[A block of data]

+++++

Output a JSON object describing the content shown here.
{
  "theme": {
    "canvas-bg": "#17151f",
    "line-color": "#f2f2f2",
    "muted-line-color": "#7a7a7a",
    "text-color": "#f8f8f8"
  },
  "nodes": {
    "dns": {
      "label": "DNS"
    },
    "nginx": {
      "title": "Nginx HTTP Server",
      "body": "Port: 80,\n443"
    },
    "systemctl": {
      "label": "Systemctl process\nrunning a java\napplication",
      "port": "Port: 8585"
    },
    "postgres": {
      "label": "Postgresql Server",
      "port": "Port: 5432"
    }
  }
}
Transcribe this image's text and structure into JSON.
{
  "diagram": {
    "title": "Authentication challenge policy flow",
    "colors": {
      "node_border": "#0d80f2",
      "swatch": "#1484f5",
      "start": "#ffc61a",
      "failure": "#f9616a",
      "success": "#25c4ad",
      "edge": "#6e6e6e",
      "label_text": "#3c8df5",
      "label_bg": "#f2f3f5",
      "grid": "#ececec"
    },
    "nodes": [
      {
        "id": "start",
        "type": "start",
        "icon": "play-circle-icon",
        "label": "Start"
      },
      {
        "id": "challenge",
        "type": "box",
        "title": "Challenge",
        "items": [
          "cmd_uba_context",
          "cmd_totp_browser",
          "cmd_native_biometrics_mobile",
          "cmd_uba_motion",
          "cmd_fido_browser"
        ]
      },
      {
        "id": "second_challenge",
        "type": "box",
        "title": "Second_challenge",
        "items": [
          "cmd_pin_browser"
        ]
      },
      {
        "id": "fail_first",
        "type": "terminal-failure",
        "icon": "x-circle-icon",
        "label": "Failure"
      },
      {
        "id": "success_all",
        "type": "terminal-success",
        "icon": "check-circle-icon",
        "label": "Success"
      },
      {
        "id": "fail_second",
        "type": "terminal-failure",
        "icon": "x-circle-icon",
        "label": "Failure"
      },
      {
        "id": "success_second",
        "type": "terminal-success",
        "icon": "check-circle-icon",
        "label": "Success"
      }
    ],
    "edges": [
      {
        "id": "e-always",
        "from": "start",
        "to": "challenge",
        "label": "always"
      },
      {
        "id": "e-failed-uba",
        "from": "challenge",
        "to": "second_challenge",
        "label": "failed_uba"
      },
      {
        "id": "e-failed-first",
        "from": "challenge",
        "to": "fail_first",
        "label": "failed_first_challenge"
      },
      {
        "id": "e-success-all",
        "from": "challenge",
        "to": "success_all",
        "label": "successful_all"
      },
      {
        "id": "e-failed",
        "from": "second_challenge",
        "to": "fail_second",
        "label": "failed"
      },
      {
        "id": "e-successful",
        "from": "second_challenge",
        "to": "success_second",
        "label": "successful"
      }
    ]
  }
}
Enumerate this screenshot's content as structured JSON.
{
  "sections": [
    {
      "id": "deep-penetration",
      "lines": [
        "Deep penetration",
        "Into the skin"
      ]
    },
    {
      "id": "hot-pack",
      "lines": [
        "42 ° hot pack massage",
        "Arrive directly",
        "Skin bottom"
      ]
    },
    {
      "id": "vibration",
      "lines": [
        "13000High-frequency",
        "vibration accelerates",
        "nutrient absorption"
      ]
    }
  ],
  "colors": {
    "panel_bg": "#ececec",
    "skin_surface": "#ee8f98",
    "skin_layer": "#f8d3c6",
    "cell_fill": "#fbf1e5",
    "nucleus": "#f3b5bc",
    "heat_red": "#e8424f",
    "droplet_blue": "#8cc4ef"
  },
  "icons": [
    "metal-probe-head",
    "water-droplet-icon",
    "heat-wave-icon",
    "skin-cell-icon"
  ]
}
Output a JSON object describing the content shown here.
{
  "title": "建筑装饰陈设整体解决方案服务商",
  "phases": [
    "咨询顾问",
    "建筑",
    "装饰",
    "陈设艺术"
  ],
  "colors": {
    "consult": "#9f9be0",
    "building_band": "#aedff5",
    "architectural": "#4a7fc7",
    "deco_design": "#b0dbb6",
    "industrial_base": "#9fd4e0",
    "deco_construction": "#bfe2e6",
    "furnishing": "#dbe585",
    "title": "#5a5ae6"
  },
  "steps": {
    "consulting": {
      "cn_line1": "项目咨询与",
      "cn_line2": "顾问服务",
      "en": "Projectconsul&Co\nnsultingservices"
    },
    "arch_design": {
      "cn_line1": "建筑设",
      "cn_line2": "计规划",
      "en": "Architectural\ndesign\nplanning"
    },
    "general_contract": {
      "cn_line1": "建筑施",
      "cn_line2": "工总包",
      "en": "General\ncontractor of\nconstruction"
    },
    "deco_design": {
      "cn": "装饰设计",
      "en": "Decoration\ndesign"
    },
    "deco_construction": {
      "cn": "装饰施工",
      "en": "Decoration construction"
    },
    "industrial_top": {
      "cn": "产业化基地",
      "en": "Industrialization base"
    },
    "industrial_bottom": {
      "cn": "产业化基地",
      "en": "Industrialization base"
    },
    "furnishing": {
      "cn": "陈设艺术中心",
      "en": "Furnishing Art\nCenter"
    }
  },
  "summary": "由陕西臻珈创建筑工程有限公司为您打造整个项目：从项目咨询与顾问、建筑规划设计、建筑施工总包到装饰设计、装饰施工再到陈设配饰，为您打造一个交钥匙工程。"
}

+++++

[SHORT EXERCISE]
Return the listing above word for word.

[WRITTEN ANSWER]
Output a JSON object describing the content shown here.
{
  "theme": {
    "canvas-bg": "#17151f",
    "line-color": "#f2f2f2",
    "muted-line-color": "#7a7a7a",
    "text-color": "#f8f8f8"
  },
  "nodes": {
    "dns": {
      "label": "DNS"
    },
    "nginx": {
      "title": "Nginx HTTP Server",
      "body": "Port: 80,\n443"
    },
    "systemctl": {
      "label": "Systemctl process\nrunning a java\napplication",
      "port": "Port: 8585"
    },
    "postgres": {
      "label": "Postgresql Server",
      "port": "Port: 5432"
    }
  }
}
Transcribe this image's text and structure into JSON.
{
  "diagram": {
    "title": "Authentication challenge policy flow",
    "colors": {
      "node_border": "#0d80f2",
      "swatch": "#1484f5",
      "start": "#ffc61a",
      "failure": "#f9616a",
      "success": "#25c4ad",
      "edge": "#6e6e6e",
      "label_text": "#3c8df5",
      "label_bg": "#f2f3f5",
      "grid": "#ececec"
    },
    "nodes": [
      {
        "id": "start",
        "type": "start",
        "icon": "play-circle-icon",
        "label": "Start"
      },
      {
        "id": "challenge",
        "type": "box",
        "title": "Challenge",
        "items": [
          "cmd_uba_context",
          "cmd_totp_browser",
          "cmd_native_biometrics_mobile",
          "cmd_uba_motion",
          "cmd_fido_browser"
        ]
      },
      {
        "id": "second_challenge",
        "type": "box",
        "title": "Second_challenge",
        "items": [
          "cmd_pin_browser"
        ]
      },
      {
        "id": "fail_first",
        "type": "terminal-failure",
        "icon": "x-circle-icon",
        "label": "Failure"
      },
      {
        "id": "success_all",
        "type": "terminal-success",
        "icon": "check-circle-icon",
        "label": "Success"
      },
      {
        "id": "fail_second",
        "type": "terminal-failure",
        "icon": "x-circle-icon",
        "label": "Failure"
      },
      {
        "id": "success_second",
        "type": "terminal-success",
        "icon": "check-circle-icon",
        "label": "Success"
      }
    ],
    "edges": [
      {
        "id": "e-always",
        "from": "start",
        "to": "challenge",
        "label": "always"
      },
      {
        "id": "e-failed-uba",
        "from": "challenge",
        "to": "second_challenge",
        "label": "failed_uba"
      },
      {
        "id": "e-failed-first",
        "from": "challenge",
        "to": "fail_first",
        "label": "failed_first_challenge"
      },
      {
        "id": "e-success-all",
        "from": "challenge",
        "to": "success_all",
        "label": "successful_all"
      },
      {
        "id": "e-failed",
        "from": "second_challenge",
        "to": "fail_second",
        "label": "failed"
      },
      {
        "id": "e-successful",
        "from": "second_challenge",
        "to": "success_second",
        "label": "successful"
      }
    ]
  }
}
Enumerate this screenshot's content as structured JSON.
{
  "sections": [
    {
      "id": "deep-penetration",
      "lines": [
        "Deep penetration",
        "Into the skin"
      ]
    },
    {
      "id": "hot-pack",
      "lines": [
        "42 ° hot pack massage",
        "Arrive directly",
        "Skin bottom"
      ]
    },
    {
      "id": "vibration",
      "lines": [
        "13000High-frequency",
        "vibration accelerates",
        "nutrient absorption"
      ]
    }
  ],
  "colors": {
    "panel_bg": "#ececec",
    "skin_surface": "#ee8f98",
    "skin_layer": "#f8d3c6",
    "cell_fill": "#fbf1e5",
    "nucleus": "#f3b5bc",
    "heat_red": "#e8424f",
    "droplet_blue": "#8cc4ef"
  },
  "icons": [
    "metal-probe-head",
    "water-droplet-icon",
    "heat-wave-icon",
    "skin-cell-icon"
  ]
}
Output a JSON object describing the content shown here.
{
  "title": "建筑装饰陈设整体解决方案服务商",
  "phases": [
    "咨询顾问",
    "建筑",
    "装饰",
    "陈设艺术"
  ],
  "colors": {
    "consult": "#9f9be0",
    "building_band": "#aedff5",
    "architectural": "#4a7fc7",
    "deco_design": "#b0dbb6",
    "industrial_base": "#9fd4e0",
    "deco_construction": "#bfe2e6",
    "furnishing": "#dbe585",
    "title": "#5a5ae6"
  },
  "steps": {
    "consulting": {
      "cn_line1": "项目咨询与",
      "cn_line2": "顾问服务",
      "en": "Projectconsul&Co\nnsultingservices"
    },
    "arch_design": {
      "cn_line1": "建筑设",
      "cn_line2": "计规划",
      "en": "Architectural\ndesign\nplanning"
    },
    "general_contract": {
      "cn_line1": "建筑施",
      "cn_line2": "工总包",
      "en": "General\ncontractor of\nconstruction"
    },
    "deco_design": {
      "cn": "装饰设计",
      "en": "Decoration\ndesign"
    },
    "deco_construction": {
      "cn": "装饰施工",
      "en": "Decoration construction"
    },
    "industrial_top": {
      "cn": "产业化基地",
      "en": "Industrialization base"
    },
    "industrial_bottom": {
      "cn": "产业化基地",
      "en": "Industrialization base"
    },
    "furnishing": {
      "cn": "陈设艺术中心",
      "en": "Furnishing Art\nCenter"
    }
  },
  "summary": "由陕西臻珈创建筑工程有限公司为您打造整个项目：从项目咨询与顾问、建筑规划设计、建筑施工总包到装饰设计、装饰施工再到陈设配饰，为您打造一个交钥匙工程。"
}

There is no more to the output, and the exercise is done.